╭──
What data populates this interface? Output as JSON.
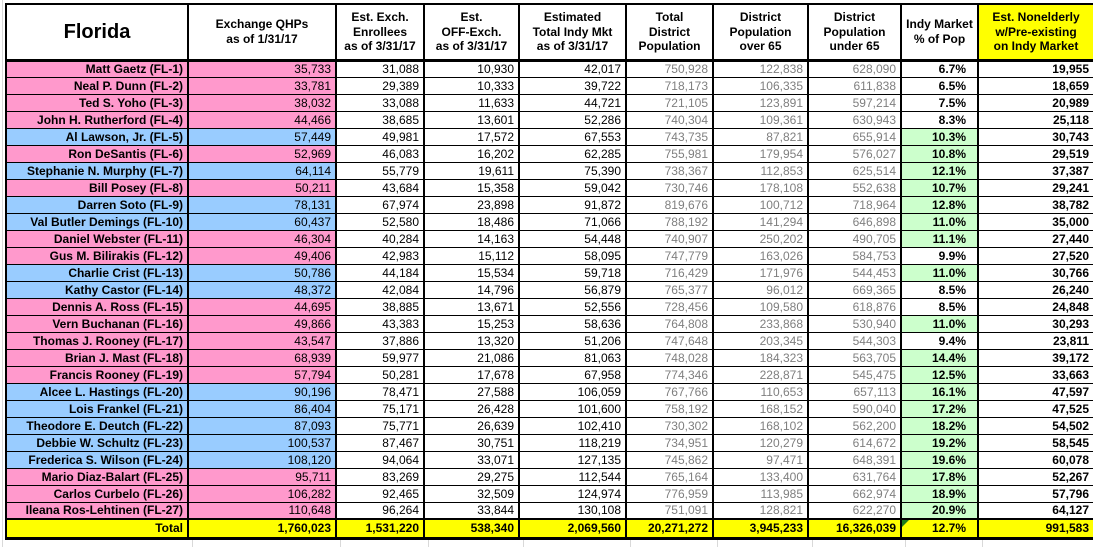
{
  "colors": {
    "republican_row_pink": "#FF99CC",
    "democrat_row_blue": "#99CCFF",
    "green_highlight": "#CCFFCC",
    "total_row_yellow": "#FFFF00",
    "population_text_gray": "#7F7F7F",
    "corner_flag_green": "#1E7B1E"
  },
  "table": {
    "state_label": "Florida",
    "headers": [
      "Exchange QHPs\nas of 1/31/17",
      "Est. Exch.\nEnrollees\nas of 3/31/17",
      "Est.\nOFF-Exch.\nas of 3/31/17",
      "Estimated\nTotal Indy Mkt\nas of 3/31/17",
      "Total\nDistrict\nPopulation",
      "District\nPopulation\nover 65",
      "District\nPopulation\nunder 65",
      "Indy Market\n% of Pop",
      "Est. Nonelderly\nw/Pre-existing\non Indy Market"
    ],
    "green_rule_min_pct": 10,
    "rows": [
      {
        "name": "Matt Gaetz (FL-1)",
        "party": "R",
        "cells": [
          "35,733",
          "31,088",
          "10,930",
          "42,017",
          "750,928",
          "122,838",
          "628,090",
          "6.7%",
          "19,955"
        ]
      },
      {
        "name": "Neal P. Dunn (FL-2)",
        "party": "R",
        "cells": [
          "33,781",
          "29,389",
          "10,333",
          "39,722",
          "718,173",
          "106,335",
          "611,838",
          "6.5%",
          "18,659"
        ]
      },
      {
        "name": "Ted S. Yoho (FL-3)",
        "party": "R",
        "cells": [
          "38,032",
          "33,088",
          "11,633",
          "44,721",
          "721,105",
          "123,891",
          "597,214",
          "7.5%",
          "20,989"
        ]
      },
      {
        "name": "John H. Rutherford (FL-4)",
        "party": "R",
        "cells": [
          "44,466",
          "38,685",
          "13,601",
          "52,286",
          "740,304",
          "109,361",
          "630,943",
          "8.3%",
          "25,118"
        ]
      },
      {
        "name": "Al Lawson, Jr. (FL-5)",
        "party": "D",
        "cells": [
          "57,449",
          "49,981",
          "17,572",
          "67,553",
          "743,735",
          "87,821",
          "655,914",
          "10.3%",
          "30,743"
        ]
      },
      {
        "name": "Ron DeSantis (FL-6)",
        "party": "R",
        "cells": [
          "52,969",
          "46,083",
          "16,202",
          "62,285",
          "755,981",
          "179,954",
          "576,027",
          "10.8%",
          "29,519"
        ]
      },
      {
        "name": "Stephanie N. Murphy (FL-7)",
        "party": "D",
        "cells": [
          "64,114",
          "55,779",
          "19,611",
          "75,390",
          "738,367",
          "112,853",
          "625,514",
          "12.1%",
          "37,387"
        ]
      },
      {
        "name": "Bill Posey (FL-8)",
        "party": "R",
        "cells": [
          "50,211",
          "43,684",
          "15,358",
          "59,042",
          "730,746",
          "178,108",
          "552,638",
          "10.7%",
          "29,241"
        ]
      },
      {
        "name": "Darren Soto (FL-9)",
        "party": "D",
        "cells": [
          "78,131",
          "67,974",
          "23,898",
          "91,872",
          "819,676",
          "100,712",
          "718,964",
          "12.8%",
          "38,782"
        ]
      },
      {
        "name": "Val Butler Demings (FL-10)",
        "party": "D",
        "cells": [
          "60,437",
          "52,580",
          "18,486",
          "71,066",
          "788,192",
          "141,294",
          "646,898",
          "11.0%",
          "35,000"
        ]
      },
      {
        "name": "Daniel Webster (FL-11)",
        "party": "R",
        "cells": [
          "46,304",
          "40,284",
          "14,163",
          "54,448",
          "740,907",
          "250,202",
          "490,705",
          "11.1%",
          "27,440"
        ]
      },
      {
        "name": "Gus M. Bilirakis (FL-12)",
        "party": "R",
        "cells": [
          "49,406",
          "42,983",
          "15,112",
          "58,095",
          "747,779",
          "163,026",
          "584,753",
          "9.9%",
          "27,520"
        ]
      },
      {
        "name": "Charlie Crist (FL-13)",
        "party": "D",
        "cells": [
          "50,786",
          "44,184",
          "15,534",
          "59,718",
          "716,429",
          "171,976",
          "544,453",
          "11.0%",
          "30,766"
        ]
      },
      {
        "name": "Kathy Castor (FL-14)",
        "party": "D",
        "cells": [
          "48,372",
          "42,084",
          "14,796",
          "56,879",
          "765,377",
          "96,012",
          "669,365",
          "8.5%",
          "26,240"
        ]
      },
      {
        "name": "Dennis A. Ross (FL-15)",
        "party": "R",
        "cells": [
          "44,695",
          "38,885",
          "13,671",
          "52,556",
          "728,456",
          "109,580",
          "618,876",
          "8.5%",
          "24,848"
        ]
      },
      {
        "name": "Vern Buchanan (FL-16)",
        "party": "R",
        "cells": [
          "49,866",
          "43,383",
          "15,253",
          "58,636",
          "764,808",
          "233,868",
          "530,940",
          "11.0%",
          "30,293"
        ]
      },
      {
        "name": "Thomas J. Rooney (FL-17)",
        "party": "R",
        "cells": [
          "43,547",
          "37,886",
          "13,320",
          "51,206",
          "747,648",
          "203,345",
          "544,303",
          "9.4%",
          "23,811"
        ]
      },
      {
        "name": "Brian J. Mast (FL-18)",
        "party": "R",
        "cells": [
          "68,939",
          "59,977",
          "21,086",
          "81,063",
          "748,028",
          "184,323",
          "563,705",
          "14.4%",
          "39,172"
        ]
      },
      {
        "name": "Francis Rooney (FL-19)",
        "party": "R",
        "cells": [
          "57,794",
          "50,281",
          "17,678",
          "67,958",
          "774,346",
          "228,871",
          "545,475",
          "12.5%",
          "33,663"
        ]
      },
      {
        "name": "Alcee L. Hastings (FL-20)",
        "party": "D",
        "cells": [
          "90,196",
          "78,471",
          "27,588",
          "106,059",
          "767,766",
          "110,653",
          "657,113",
          "16.1%",
          "47,597"
        ]
      },
      {
        "name": "Lois Frankel (FL-21)",
        "party": "D",
        "cells": [
          "86,404",
          "75,171",
          "26,428",
          "101,600",
          "758,192",
          "168,152",
          "590,040",
          "17.2%",
          "47,525"
        ]
      },
      {
        "name": "Theodore E. Deutch (FL-22)",
        "party": "D",
        "cells": [
          "87,093",
          "75,771",
          "26,639",
          "102,410",
          "730,302",
          "168,102",
          "562,200",
          "18.2%",
          "54,502"
        ]
      },
      {
        "name": "Debbie W. Schultz (FL-23)",
        "party": "D",
        "cells": [
          "100,537",
          "87,467",
          "30,751",
          "118,219",
          "734,951",
          "120,279",
          "614,672",
          "19.2%",
          "58,545"
        ]
      },
      {
        "name": "Frederica S. Wilson (FL-24)",
        "party": "D",
        "cells": [
          "108,120",
          "94,064",
          "33,071",
          "127,135",
          "745,862",
          "97,471",
          "648,391",
          "19.6%",
          "60,078"
        ]
      },
      {
        "name": "Mario Diaz-Balart (FL-25)",
        "party": "R",
        "cells": [
          "95,711",
          "83,269",
          "29,275",
          "112,544",
          "765,164",
          "133,400",
          "631,764",
          "17.8%",
          "52,267"
        ]
      },
      {
        "name": "Carlos Curbelo (FL-26)",
        "party": "R",
        "cells": [
          "106,282",
          "92,465",
          "32,509",
          "124,974",
          "776,959",
          "113,985",
          "662,974",
          "18.9%",
          "57,796"
        ]
      },
      {
        "name": "Ileana Ros-Lehtinen (FL-27)",
        "party": "R",
        "cells": [
          "110,648",
          "96,264",
          "33,844",
          "130,108",
          "751,091",
          "128,821",
          "622,270",
          "20.9%",
          "64,127"
        ]
      }
    ],
    "total": {
      "label": "Total",
      "cells": [
        "1,760,023",
        "1,531,220",
        "538,340",
        "2,069,560",
        "20,271,272",
        "3,945,233",
        "16,326,039",
        "12.7%",
        "991,583"
      ]
    }
  }
}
╰──
# Do this:
Where a line in the entries holds the word "Market", copy that line.

# Answer to this problem:
      "Indy Market\n% of Pop",
      "Est. Nonelderly\nw/Pre-existing\non Indy Market"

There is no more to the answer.